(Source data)
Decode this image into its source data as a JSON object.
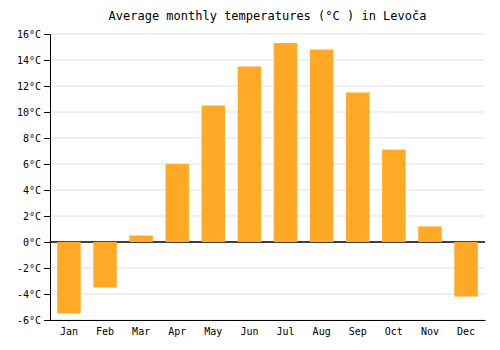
{
  "chart_data": {
    "type": "bar",
    "title": "Average monthly temperatures (°C ) in Levoča",
    "categories": [
      "Jan",
      "Feb",
      "Mar",
      "Apr",
      "May",
      "Jun",
      "Jul",
      "Aug",
      "Sep",
      "Oct",
      "Nov",
      "Dec"
    ],
    "values": [
      -5.5,
      -3.5,
      0.5,
      6.0,
      10.5,
      13.5,
      15.3,
      14.8,
      11.5,
      7.1,
      1.2,
      -4.2
    ],
    "color": "#FFA927",
    "ylim": [
      -6,
      16
    ],
    "yticks": [
      {
        "value": -6,
        "label": "-6°C"
      },
      {
        "value": -4,
        "label": "-4°C"
      },
      {
        "value": -2,
        "label": "-2°C"
      },
      {
        "value": 0,
        "label": "0°C"
      },
      {
        "value": 2,
        "label": "2°C"
      },
      {
        "value": 4,
        "label": "4°C"
      },
      {
        "value": 6,
        "label": "6°C"
      },
      {
        "value": 8,
        "label": "8°C"
      },
      {
        "value": 10,
        "label": "10°C"
      },
      {
        "value": 12,
        "label": "12°C"
      },
      {
        "value": 14,
        "label": "14°C"
      },
      {
        "value": 16,
        "label": "16°C"
      }
    ],
    "grid": true
  }
}
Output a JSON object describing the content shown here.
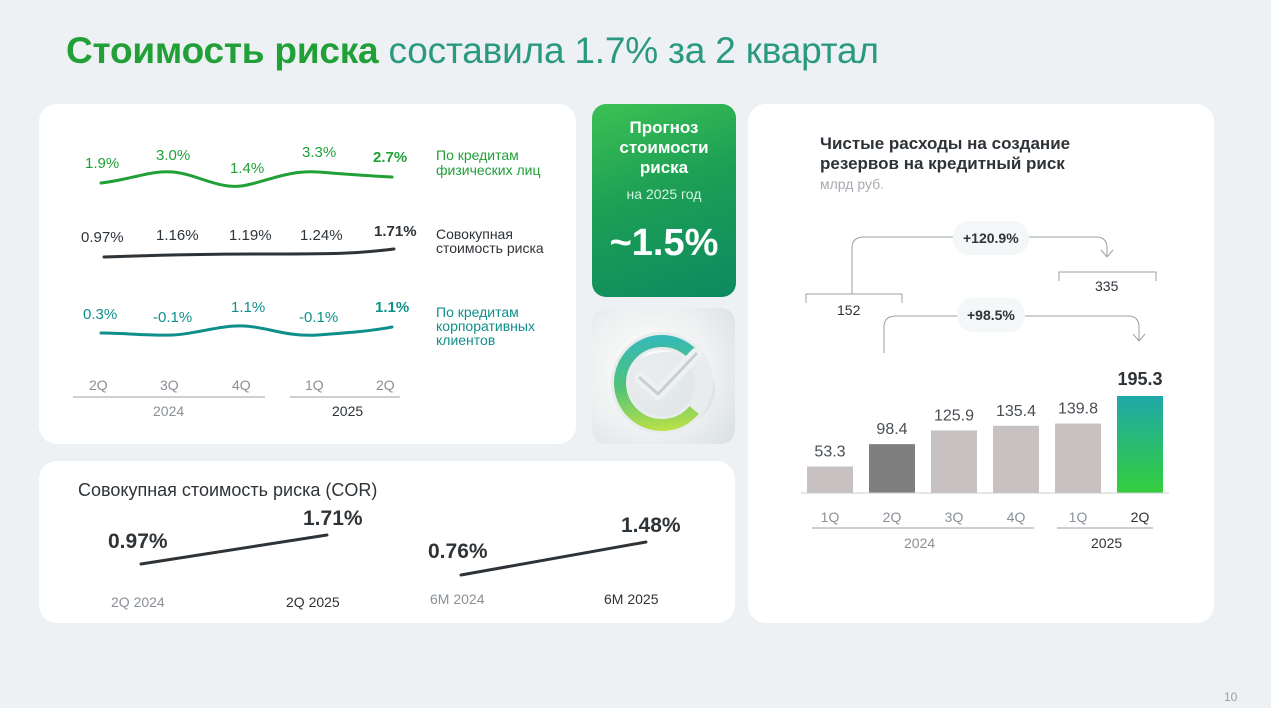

**Problem description**
Transcribe each entry above exactly, apart from the pictures.

**Response for this exercise**
Decode this image into its source data as a JSON object.
{
  "chart_data": {
    "type": "bar",
    "title": "Average monthly temperatures (°C ) in Levoča",
    "categories": [
      "Jan",
      "Feb",
      "Mar",
      "Apr",
      "May",
      "Jun",
      "Jul",
      "Aug",
      "Sep",
      "Oct",
      "Nov",
      "Dec"
    ],
    "values": [
      -5.5,
      -3.5,
      0.5,
      6.0,
      10.5,
      13.5,
      15.3,
      14.8,
      11.5,
      7.1,
      1.2,
      -4.2
    ],
    "color": "#FFA927",
    "ylim": [
      -6,
      16
    ],
    "yticks": [
      {
        "value": -6,
        "label": "-6°C"
      },
      {
        "value": -4,
        "label": "-4°C"
      },
      {
        "value": -2,
        "label": "-2°C"
      },
      {
        "value": 0,
        "label": "0°C"
      },
      {
        "value": 2,
        "label": "2°C"
      },
      {
        "value": 4,
        "label": "4°C"
      },
      {
        "value": 6,
        "label": "6°C"
      },
      {
        "value": 8,
        "label": "8°C"
      },
      {
        "value": 10,
        "label": "10°C"
      },
      {
        "value": 12,
        "label": "12°C"
      },
      {
        "value": 14,
        "label": "14°C"
      },
      {
        "value": 16,
        "label": "16°C"
      }
    ],
    "grid": true
  }
}
Output a JSON object describing the content shown here.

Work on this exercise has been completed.